Task objective:
The entries below contain pictures. Retype everything except those pictures, exactly as given.
▼
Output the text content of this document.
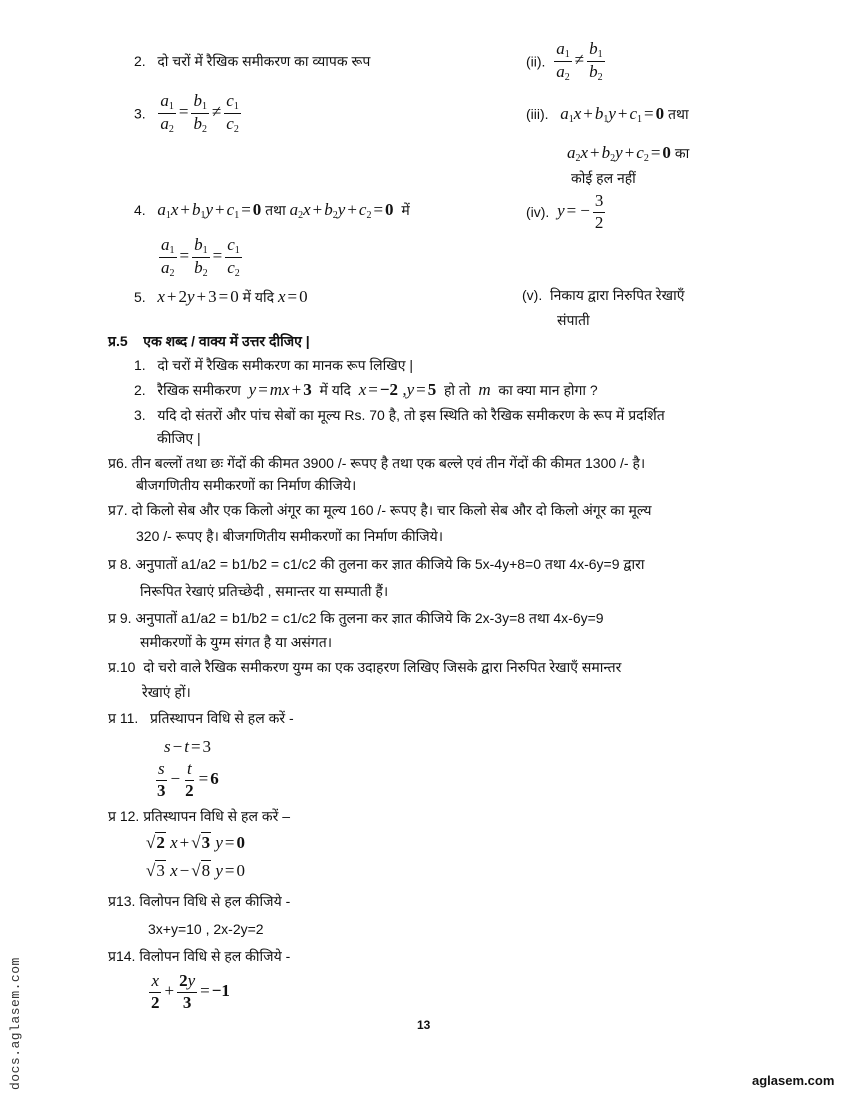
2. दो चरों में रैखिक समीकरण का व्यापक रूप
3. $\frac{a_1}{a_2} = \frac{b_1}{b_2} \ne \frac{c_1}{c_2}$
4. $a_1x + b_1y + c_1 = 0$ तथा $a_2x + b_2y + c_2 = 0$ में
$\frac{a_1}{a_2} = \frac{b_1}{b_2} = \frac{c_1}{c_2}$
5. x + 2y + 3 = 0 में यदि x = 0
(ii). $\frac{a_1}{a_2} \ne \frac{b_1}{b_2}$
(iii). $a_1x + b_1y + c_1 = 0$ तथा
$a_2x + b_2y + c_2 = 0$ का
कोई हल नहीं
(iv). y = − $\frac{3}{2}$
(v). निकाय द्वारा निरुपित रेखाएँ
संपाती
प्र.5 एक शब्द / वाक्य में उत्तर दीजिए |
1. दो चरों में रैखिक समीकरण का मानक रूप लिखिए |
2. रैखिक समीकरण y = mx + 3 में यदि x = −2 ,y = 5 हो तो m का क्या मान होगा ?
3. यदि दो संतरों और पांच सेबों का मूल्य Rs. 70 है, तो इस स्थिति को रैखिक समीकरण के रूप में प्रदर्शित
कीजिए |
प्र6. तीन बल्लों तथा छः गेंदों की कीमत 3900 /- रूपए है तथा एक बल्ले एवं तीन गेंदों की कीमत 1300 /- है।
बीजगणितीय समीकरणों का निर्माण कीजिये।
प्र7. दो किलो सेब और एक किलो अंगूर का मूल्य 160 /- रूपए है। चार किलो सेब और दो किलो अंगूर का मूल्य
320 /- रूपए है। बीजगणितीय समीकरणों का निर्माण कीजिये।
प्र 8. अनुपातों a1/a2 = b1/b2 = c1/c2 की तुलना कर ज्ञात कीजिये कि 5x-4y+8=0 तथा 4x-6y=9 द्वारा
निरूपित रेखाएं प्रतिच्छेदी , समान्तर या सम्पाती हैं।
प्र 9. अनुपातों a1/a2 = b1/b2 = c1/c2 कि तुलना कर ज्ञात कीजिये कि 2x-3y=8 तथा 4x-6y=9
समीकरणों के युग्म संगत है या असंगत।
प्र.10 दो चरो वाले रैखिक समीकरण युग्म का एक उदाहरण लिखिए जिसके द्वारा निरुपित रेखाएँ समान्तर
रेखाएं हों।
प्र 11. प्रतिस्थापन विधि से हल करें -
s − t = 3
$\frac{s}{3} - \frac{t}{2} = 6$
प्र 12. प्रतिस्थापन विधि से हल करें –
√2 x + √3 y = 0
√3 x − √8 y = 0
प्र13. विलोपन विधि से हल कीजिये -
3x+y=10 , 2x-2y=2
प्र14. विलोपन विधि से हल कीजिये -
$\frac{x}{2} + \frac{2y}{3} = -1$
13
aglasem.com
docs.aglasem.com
▲
Answer to the problem:
Output the text content of this document.
2. दो चरों में रैखिक समीकरण का व्यापक रूप
3. $\frac{a_1}{a_2} = \frac{b_1}{b_2} \ne \frac{c_1}{c_2}$
4. $a_1x + b_1y + c_1 = 0$ तथा $a_2x + b_2y + c_2 = 0$ में
$\frac{a_1}{a_2} = \frac{b_1}{b_2} = \frac{c_1}{c_2}$
5. x + 2y + 3 = 0 में यदि x = 0
(ii). $\frac{a_1}{a_2} \ne \frac{b_1}{b_2}$
(iii). $a_1x + b_1y + c_1 = 0$ तथा
$a_2x + b_2y + c_2 = 0$ का
कोई हल नहीं
(iv). y = − $\frac{3}{2}$
(v). निकाय द्वारा निरुपित रेखाएँ
संपाती
प्र.5 एक शब्द / वाक्य में उत्तर दीजिए |
1. दो चरों में रैखिक समीकरण का मानक रूप लिखिए |
2. रैखिक समीकरण y = mx + 3 में यदि x = −2 ,y = 5 हो तो m का क्या मान होगा ?
3. यदि दो संतरों और पांच सेबों का मूल्य Rs. 70 है, तो इस स्थिति को रैखिक समीकरण के रूप में प्रदर्शित
कीजिए |
प्र6. तीन बल्लों तथा छः गेंदों की कीमत 3900 /- रूपए है तथा एक बल्ले एवं तीन गेंदों की कीमत 1300 /- है।
बीजगणितीय समीकरणों का निर्माण कीजिये।
प्र7. दो किलो सेब और एक किलो अंगूर का मूल्य 160 /- रूपए है। चार किलो सेब और दो किलो अंगूर का मूल्य
320 /- रूपए है। बीजगणितीय समीकरणों का निर्माण कीजिये।
प्र 8. अनुपातों a1/a2 = b1/b2 = c1/c2 की तुलना कर ज्ञात कीजिये कि 5x-4y+8=0 तथा 4x-6y=9 द्वारा
निरूपित रेखाएं प्रतिच्छेदी , समान्तर या सम्पाती हैं।
प्र 9. अनुपातों a1/a2 = b1/b2 = c1/c2 कि तुलना कर ज्ञात कीजिये कि 2x-3y=8 तथा 4x-6y=9
समीकरणों के युग्म संगत है या असंगत।
प्र.10 दो चरो वाले रैखिक समीकरण युग्म का एक उदाहरण लिखिए जिसके द्वारा निरुपित रेखाएँ समान्तर
रेखाएं हों।
प्र 11. प्रतिस्थापन विधि से हल करें -
s − t = 3
$\frac{s}{3} - \frac{t}{2} = 6$
प्र 12. प्रतिस्थापन विधि से हल करें –
√2 x + √3 y = 0
√3 x − √8 y = 0
प्र13. विलोपन विधि से हल कीजिये -
3x+y=10 , 2x-2y=2
प्र14. विलोपन विधि से हल कीजिये -
$\frac{x}{2} + \frac{2y}{3} = -1$
13
aglasem.com
docs.aglasem.com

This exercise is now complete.